> YOUR INSTRUCTIONS: Make a tally of the lines in the records that include the string "Downlink", and give only that number.

--- START OF DATA FOR THE TASK ---

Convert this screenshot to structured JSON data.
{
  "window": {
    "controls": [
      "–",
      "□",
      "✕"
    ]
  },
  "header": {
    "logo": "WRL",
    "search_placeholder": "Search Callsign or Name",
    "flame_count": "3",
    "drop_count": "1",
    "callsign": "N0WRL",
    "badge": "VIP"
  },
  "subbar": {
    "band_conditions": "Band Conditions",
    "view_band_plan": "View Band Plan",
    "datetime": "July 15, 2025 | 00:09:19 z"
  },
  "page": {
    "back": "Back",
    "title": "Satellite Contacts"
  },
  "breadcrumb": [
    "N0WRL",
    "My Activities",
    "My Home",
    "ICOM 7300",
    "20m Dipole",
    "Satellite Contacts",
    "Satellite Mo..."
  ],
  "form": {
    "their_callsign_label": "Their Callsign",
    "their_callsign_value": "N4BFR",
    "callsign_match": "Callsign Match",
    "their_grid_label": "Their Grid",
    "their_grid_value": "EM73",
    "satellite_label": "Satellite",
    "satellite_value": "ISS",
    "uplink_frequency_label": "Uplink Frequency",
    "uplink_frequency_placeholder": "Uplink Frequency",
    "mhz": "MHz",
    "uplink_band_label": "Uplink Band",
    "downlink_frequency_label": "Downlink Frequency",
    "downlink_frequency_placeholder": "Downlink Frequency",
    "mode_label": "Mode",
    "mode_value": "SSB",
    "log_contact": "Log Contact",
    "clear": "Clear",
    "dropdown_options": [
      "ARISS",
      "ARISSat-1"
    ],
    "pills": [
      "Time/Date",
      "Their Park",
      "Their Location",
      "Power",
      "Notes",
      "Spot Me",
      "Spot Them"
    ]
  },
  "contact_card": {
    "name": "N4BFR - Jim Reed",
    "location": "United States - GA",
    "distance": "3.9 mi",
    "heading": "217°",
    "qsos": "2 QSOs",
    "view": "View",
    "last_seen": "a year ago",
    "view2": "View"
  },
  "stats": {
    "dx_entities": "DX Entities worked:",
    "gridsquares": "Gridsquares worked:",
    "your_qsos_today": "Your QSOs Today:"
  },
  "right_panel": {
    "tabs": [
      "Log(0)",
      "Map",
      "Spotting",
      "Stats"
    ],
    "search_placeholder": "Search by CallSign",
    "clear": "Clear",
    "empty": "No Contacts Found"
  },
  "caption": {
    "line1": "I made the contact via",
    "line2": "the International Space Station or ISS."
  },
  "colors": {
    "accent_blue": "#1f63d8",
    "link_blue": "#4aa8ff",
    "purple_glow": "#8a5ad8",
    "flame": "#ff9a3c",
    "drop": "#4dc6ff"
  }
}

--- END OF DATA FOR THE TASK ---
--- START OF DATA FOR THE TASK ---

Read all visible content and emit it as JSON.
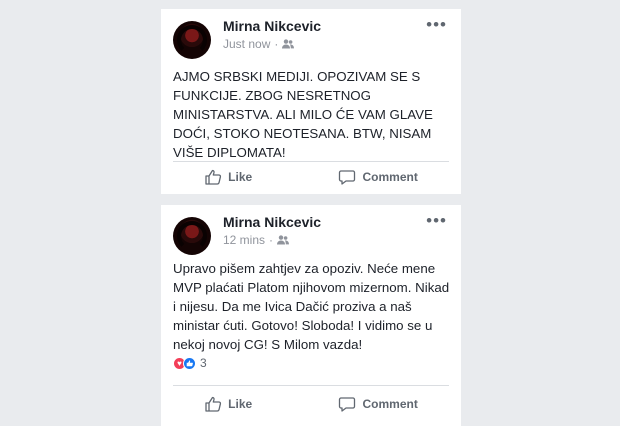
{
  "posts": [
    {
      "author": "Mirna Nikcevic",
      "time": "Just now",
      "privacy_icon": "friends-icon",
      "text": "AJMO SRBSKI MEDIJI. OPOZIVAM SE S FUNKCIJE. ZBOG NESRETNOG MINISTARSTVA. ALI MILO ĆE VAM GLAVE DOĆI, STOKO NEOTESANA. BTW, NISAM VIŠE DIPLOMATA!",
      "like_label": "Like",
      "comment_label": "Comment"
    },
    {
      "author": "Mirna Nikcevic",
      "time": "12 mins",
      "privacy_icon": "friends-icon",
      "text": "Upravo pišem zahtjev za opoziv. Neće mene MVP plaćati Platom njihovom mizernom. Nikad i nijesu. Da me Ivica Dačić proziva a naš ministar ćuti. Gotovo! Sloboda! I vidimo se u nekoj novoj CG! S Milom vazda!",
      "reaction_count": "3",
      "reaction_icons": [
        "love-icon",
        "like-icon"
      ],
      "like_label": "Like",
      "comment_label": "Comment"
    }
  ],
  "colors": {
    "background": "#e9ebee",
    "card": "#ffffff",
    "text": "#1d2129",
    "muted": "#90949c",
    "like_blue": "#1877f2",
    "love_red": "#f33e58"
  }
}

--- END OF DATA FOR THE TASK ---
--- START OF DATA FOR THE TASK ---

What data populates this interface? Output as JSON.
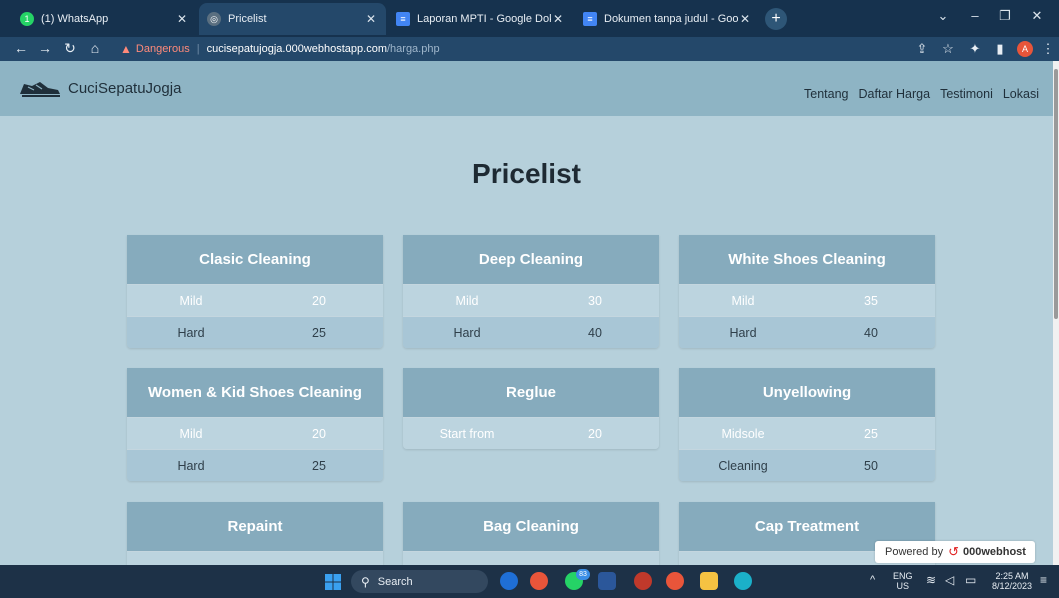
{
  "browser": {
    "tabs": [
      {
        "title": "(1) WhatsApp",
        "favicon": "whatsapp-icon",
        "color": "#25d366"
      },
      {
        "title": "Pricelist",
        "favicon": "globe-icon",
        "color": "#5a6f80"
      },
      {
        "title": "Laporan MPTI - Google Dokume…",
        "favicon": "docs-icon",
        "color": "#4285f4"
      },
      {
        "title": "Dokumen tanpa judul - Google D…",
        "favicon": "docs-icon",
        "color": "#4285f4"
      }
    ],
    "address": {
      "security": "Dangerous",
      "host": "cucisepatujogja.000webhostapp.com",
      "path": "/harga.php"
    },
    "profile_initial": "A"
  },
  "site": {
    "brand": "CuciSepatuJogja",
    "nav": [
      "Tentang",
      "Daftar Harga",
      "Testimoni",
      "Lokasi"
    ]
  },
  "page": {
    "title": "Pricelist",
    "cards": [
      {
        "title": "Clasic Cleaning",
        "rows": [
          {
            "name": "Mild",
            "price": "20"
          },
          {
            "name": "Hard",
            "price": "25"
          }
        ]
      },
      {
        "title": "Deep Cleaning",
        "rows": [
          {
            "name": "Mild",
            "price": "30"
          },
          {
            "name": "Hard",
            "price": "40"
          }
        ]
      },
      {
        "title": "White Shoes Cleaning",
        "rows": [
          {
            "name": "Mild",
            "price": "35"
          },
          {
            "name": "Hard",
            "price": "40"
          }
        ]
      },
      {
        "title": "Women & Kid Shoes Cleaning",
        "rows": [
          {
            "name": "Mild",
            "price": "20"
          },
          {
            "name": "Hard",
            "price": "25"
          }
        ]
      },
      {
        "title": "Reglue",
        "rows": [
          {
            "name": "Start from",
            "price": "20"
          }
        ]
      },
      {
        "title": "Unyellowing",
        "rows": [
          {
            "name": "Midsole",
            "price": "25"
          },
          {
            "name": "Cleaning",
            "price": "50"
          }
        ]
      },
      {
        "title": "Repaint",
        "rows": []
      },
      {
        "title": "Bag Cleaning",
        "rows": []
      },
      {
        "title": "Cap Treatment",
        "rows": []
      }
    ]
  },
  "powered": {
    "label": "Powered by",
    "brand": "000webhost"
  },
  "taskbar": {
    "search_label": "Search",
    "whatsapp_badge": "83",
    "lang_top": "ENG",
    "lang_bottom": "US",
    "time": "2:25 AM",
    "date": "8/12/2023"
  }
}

--- END OF DATA FOR THE TASK ---

> FULL SOLUTION: 2